▶ _YOUR INSTRUCTIONS_
Identify each line in the records below that contains the word "einfügen", and copy it.

▶ _DATA TO USE_
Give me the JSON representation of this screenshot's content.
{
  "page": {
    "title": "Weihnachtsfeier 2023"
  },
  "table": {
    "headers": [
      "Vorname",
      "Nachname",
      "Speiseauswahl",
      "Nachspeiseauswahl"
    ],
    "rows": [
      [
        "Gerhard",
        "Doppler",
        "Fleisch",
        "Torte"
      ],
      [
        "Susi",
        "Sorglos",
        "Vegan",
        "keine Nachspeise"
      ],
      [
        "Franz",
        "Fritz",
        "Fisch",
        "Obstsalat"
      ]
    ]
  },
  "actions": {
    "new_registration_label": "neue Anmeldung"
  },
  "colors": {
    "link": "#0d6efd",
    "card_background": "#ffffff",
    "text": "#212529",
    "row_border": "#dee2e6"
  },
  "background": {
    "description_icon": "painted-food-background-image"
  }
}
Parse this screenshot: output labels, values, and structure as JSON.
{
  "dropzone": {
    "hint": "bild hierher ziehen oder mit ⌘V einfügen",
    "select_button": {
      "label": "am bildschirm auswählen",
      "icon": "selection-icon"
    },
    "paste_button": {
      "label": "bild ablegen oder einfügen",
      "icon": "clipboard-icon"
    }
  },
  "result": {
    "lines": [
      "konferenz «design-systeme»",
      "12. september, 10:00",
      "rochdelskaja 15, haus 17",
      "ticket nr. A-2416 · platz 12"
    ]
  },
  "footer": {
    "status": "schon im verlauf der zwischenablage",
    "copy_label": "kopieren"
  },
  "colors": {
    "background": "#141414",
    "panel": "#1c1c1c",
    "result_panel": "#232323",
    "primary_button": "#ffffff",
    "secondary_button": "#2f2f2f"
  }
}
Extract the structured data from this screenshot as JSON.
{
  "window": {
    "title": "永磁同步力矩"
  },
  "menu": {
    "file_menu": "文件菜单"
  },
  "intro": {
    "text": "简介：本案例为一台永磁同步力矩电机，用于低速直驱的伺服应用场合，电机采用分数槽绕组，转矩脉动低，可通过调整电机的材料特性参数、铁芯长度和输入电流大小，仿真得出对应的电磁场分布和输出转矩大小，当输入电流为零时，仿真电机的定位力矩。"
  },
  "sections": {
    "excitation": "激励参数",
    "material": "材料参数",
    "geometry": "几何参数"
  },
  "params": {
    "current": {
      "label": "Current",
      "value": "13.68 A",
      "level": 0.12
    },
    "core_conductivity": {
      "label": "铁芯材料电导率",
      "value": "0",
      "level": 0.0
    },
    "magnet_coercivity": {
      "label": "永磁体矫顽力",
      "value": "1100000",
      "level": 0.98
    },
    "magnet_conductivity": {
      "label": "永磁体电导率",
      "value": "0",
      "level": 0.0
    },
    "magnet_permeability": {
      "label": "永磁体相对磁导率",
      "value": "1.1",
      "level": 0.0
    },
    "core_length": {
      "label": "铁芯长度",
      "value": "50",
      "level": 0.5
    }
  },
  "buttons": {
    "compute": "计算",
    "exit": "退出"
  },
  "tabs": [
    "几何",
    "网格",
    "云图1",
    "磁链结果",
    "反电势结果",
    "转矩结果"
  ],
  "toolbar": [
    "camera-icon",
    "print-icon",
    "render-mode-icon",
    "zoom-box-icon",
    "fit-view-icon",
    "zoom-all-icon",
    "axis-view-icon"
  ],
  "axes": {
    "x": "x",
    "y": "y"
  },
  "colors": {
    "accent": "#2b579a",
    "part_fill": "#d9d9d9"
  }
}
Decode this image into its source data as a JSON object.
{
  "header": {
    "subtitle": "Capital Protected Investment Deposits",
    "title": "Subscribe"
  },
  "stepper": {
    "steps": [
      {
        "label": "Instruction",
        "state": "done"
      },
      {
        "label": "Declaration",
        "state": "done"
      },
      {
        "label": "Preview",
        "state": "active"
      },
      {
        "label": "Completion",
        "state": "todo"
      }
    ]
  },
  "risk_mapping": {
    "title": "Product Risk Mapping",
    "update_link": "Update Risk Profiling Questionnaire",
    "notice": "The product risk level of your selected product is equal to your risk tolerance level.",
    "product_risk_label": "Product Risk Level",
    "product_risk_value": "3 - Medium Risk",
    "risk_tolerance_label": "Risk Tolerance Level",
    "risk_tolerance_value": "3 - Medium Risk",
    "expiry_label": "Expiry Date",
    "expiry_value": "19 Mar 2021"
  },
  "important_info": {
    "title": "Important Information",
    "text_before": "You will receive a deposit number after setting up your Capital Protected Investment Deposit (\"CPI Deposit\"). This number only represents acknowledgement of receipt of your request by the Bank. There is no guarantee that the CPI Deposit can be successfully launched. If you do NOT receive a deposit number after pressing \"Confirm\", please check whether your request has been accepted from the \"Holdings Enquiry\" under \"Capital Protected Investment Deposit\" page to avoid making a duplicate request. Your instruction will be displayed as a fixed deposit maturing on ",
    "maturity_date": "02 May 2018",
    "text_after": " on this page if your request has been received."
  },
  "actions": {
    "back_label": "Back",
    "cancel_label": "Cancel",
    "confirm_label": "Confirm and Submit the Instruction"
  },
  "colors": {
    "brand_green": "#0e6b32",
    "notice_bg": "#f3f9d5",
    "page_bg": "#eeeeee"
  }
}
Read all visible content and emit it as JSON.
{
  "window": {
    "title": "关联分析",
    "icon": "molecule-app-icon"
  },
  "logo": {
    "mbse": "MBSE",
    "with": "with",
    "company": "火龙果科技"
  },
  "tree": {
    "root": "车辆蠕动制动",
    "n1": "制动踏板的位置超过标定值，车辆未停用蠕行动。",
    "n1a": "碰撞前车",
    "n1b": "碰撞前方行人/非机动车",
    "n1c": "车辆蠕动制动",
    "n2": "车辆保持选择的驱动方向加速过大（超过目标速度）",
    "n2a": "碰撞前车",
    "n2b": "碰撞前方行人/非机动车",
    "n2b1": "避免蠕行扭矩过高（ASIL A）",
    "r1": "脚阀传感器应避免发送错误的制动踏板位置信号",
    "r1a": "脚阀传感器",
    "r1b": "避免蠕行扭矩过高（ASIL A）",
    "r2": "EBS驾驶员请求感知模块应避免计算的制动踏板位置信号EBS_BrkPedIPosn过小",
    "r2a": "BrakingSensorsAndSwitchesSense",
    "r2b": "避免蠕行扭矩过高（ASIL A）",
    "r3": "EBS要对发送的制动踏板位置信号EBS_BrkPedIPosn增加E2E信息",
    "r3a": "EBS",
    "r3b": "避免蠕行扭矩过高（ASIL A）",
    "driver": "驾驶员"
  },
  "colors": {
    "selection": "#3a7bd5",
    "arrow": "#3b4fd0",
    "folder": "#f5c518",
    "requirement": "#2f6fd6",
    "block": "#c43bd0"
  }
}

▶ _TASK SOLUTION_
    "hint": "bild hierher ziehen oder mit ⌘V einfügen",
      "label": "bild ablegen oder einfügen",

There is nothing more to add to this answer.